Work to complete | Note how many lines hold the string "image" and give that number without any other words.

==================================================

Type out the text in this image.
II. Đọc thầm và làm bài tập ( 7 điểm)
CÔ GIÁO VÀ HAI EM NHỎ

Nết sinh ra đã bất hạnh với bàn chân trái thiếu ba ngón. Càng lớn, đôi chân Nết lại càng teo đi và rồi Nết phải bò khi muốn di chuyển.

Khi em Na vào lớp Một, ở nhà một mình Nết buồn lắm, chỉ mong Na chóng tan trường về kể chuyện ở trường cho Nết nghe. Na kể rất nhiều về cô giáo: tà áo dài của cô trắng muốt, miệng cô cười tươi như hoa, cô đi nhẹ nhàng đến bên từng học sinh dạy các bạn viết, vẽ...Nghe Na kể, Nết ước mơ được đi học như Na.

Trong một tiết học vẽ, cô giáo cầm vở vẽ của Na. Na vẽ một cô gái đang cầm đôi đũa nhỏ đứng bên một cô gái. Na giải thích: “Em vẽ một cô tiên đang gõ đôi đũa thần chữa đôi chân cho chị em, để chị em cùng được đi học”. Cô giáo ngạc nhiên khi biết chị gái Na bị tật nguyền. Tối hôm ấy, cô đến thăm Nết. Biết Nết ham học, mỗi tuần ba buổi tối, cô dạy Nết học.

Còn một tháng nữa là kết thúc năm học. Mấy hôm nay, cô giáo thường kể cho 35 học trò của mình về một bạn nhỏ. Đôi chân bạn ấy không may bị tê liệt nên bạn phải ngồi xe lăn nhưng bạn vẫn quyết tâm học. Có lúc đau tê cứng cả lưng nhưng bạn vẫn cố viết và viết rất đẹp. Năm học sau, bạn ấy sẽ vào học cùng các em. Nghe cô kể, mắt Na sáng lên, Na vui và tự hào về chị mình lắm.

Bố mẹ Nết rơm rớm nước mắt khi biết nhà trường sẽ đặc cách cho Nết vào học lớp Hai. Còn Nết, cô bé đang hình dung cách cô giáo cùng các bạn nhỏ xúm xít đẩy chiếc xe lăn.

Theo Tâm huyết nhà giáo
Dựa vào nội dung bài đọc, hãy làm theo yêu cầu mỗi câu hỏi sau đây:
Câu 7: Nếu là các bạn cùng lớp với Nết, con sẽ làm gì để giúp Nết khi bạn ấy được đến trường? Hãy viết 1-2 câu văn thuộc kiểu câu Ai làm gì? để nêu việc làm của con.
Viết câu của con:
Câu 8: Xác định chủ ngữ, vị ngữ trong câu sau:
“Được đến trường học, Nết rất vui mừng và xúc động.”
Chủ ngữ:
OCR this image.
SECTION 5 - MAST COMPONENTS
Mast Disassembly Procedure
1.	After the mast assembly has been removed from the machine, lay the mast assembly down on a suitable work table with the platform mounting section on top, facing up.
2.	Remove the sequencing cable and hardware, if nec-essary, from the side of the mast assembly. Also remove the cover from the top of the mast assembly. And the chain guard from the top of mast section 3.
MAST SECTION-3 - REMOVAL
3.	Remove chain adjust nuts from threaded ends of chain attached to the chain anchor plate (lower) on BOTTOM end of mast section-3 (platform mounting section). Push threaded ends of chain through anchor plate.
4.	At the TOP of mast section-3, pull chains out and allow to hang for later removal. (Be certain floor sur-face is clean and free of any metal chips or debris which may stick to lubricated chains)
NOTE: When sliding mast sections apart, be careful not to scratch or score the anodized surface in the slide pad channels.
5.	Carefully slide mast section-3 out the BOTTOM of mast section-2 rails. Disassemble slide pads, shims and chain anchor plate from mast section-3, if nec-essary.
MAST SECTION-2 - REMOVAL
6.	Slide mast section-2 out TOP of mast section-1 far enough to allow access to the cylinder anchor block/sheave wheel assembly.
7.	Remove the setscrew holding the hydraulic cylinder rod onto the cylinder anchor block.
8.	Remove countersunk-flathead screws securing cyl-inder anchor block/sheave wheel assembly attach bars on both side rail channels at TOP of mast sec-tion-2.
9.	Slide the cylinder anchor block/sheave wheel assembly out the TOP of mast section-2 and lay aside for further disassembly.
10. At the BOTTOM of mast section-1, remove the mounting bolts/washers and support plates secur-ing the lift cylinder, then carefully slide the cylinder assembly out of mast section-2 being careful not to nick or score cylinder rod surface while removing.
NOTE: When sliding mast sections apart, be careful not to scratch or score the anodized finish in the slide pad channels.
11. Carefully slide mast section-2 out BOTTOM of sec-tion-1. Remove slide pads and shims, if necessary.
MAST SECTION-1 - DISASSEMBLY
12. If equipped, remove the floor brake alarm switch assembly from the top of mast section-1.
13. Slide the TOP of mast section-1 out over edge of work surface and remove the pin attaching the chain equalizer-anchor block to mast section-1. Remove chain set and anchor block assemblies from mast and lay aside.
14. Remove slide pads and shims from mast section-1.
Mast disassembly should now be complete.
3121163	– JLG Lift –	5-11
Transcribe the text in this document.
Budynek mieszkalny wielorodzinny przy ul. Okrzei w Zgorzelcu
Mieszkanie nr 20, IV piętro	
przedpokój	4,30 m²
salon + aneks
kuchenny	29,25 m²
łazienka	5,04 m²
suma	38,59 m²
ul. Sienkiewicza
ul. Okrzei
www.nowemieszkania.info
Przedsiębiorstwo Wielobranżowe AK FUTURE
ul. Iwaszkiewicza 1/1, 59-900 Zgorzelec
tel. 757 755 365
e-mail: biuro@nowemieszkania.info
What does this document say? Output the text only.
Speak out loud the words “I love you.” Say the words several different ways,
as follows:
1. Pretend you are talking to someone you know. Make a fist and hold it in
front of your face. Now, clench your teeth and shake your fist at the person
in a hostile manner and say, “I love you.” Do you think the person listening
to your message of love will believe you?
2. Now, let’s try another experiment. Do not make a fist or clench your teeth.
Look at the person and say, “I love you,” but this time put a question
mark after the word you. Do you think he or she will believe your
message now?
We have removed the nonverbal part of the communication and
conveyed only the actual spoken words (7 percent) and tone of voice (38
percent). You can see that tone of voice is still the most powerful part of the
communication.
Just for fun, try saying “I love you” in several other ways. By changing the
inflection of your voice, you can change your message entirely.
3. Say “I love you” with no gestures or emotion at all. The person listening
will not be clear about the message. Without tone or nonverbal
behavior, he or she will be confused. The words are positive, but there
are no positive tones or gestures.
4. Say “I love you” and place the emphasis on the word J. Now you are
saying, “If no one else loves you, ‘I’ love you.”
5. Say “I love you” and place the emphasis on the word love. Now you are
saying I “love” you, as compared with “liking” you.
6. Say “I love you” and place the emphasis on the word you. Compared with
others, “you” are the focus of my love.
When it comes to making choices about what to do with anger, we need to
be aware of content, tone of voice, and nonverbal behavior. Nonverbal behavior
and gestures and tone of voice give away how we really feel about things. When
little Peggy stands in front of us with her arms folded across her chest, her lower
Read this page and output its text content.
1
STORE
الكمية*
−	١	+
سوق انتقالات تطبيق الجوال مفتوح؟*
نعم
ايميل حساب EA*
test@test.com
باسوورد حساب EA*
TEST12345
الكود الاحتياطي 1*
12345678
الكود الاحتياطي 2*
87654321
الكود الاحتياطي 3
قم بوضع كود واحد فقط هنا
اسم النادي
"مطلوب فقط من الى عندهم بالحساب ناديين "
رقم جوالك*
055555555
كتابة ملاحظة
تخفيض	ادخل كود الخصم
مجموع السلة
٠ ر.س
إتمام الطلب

==================================================

Exercise result | 2